— START Records supplied —

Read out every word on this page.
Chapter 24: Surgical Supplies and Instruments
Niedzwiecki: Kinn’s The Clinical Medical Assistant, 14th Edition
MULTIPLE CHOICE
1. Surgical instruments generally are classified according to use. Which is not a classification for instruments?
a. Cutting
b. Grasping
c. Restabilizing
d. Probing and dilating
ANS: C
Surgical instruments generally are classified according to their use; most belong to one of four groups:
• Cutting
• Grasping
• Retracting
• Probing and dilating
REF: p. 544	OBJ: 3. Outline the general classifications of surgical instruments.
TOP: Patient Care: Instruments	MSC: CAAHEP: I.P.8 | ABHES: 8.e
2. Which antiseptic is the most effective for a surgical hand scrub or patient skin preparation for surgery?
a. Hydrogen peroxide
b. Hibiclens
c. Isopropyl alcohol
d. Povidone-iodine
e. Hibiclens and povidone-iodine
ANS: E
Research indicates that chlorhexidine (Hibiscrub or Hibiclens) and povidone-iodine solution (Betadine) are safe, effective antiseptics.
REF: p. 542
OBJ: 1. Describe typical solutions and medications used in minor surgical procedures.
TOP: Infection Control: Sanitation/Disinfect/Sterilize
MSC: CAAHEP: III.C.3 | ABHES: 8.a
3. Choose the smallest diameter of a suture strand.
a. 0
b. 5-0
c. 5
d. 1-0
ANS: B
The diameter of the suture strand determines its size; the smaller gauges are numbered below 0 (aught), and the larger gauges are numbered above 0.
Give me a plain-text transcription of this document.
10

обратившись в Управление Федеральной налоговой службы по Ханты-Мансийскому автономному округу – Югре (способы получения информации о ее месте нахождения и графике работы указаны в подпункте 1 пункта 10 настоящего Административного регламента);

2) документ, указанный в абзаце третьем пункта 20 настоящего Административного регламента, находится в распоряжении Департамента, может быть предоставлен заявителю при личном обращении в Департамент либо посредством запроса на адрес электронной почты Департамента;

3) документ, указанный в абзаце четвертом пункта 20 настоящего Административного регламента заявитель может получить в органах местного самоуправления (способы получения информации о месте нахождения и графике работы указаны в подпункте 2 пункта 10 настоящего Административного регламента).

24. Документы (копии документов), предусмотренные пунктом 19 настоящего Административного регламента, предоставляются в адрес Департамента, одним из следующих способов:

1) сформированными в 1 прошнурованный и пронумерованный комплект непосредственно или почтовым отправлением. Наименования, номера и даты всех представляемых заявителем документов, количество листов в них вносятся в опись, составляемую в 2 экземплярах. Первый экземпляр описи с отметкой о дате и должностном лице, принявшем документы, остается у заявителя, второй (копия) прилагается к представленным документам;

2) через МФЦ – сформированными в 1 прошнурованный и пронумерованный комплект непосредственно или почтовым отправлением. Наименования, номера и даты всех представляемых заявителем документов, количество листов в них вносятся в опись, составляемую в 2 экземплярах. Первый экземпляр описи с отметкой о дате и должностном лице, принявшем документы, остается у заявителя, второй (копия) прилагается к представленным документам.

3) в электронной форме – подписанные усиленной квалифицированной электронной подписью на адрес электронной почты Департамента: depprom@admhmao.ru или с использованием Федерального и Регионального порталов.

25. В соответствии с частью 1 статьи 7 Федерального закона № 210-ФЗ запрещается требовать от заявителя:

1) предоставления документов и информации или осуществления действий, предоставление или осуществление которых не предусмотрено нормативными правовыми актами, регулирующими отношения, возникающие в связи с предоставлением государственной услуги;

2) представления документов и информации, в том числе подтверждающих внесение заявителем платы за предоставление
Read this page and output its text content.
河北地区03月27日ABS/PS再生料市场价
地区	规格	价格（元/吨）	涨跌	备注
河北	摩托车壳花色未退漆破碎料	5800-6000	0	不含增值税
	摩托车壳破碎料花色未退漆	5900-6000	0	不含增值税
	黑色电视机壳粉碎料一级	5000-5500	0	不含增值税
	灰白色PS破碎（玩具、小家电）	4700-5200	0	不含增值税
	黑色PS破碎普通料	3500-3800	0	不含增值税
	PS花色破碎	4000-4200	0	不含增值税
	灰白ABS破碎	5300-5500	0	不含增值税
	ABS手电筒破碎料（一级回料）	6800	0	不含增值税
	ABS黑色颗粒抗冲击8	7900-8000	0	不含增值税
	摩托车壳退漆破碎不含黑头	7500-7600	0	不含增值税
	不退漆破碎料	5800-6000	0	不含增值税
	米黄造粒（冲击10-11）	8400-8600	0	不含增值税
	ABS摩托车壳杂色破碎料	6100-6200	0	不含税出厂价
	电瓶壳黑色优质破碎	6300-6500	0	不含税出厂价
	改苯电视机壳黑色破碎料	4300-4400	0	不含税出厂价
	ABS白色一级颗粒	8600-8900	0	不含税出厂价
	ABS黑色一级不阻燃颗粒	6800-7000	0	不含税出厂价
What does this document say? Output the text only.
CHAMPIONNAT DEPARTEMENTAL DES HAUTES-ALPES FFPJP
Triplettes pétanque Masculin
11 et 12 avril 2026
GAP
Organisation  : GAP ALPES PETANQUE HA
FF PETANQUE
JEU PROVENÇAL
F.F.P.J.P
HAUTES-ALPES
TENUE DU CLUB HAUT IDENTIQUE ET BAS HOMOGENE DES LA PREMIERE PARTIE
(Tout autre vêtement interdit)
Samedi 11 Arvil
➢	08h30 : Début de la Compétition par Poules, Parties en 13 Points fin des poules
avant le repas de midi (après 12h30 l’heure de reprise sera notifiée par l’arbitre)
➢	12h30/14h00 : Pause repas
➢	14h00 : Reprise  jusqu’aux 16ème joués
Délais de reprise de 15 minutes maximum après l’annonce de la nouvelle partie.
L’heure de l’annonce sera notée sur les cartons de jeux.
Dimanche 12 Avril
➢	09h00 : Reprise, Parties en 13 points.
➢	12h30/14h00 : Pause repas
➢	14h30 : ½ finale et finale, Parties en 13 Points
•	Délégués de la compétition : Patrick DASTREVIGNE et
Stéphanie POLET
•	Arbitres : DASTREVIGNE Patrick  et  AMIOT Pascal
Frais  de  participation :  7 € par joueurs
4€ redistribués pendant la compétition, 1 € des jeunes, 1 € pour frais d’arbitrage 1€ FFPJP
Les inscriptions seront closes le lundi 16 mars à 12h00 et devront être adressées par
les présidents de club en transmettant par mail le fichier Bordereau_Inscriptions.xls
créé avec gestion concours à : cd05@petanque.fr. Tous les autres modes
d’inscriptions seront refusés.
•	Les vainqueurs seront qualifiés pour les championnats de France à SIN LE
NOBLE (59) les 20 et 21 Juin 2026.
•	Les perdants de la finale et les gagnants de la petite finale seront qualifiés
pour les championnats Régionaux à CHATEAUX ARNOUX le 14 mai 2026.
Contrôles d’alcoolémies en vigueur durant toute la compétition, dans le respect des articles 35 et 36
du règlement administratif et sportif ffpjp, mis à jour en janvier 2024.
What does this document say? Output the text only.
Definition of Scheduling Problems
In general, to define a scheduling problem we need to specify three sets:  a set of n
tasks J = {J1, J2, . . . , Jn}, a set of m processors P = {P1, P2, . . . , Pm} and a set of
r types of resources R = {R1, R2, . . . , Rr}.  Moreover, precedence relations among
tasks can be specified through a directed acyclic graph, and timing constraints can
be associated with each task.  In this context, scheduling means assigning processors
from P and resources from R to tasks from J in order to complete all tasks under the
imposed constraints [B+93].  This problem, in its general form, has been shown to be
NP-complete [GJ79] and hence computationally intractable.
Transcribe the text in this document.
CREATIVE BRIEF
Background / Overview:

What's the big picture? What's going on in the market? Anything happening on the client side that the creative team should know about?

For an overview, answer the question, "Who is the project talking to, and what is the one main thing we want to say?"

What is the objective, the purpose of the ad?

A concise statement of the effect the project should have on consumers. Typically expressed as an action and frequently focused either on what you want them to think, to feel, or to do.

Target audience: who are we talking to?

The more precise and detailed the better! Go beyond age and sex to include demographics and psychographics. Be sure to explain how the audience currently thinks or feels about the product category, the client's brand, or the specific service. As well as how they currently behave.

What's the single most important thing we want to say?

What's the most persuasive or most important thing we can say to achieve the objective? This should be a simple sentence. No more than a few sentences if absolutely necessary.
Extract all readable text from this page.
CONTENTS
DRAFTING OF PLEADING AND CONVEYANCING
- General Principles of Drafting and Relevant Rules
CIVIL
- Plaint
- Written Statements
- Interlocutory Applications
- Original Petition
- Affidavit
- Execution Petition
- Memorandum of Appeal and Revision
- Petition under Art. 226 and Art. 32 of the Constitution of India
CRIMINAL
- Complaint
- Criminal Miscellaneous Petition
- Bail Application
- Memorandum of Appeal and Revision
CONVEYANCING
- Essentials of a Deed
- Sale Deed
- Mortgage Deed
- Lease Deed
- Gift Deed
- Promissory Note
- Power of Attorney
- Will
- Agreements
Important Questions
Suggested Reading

— END Records supplied —

Exactly how many lines contain "according"? State the number and nothing else.

2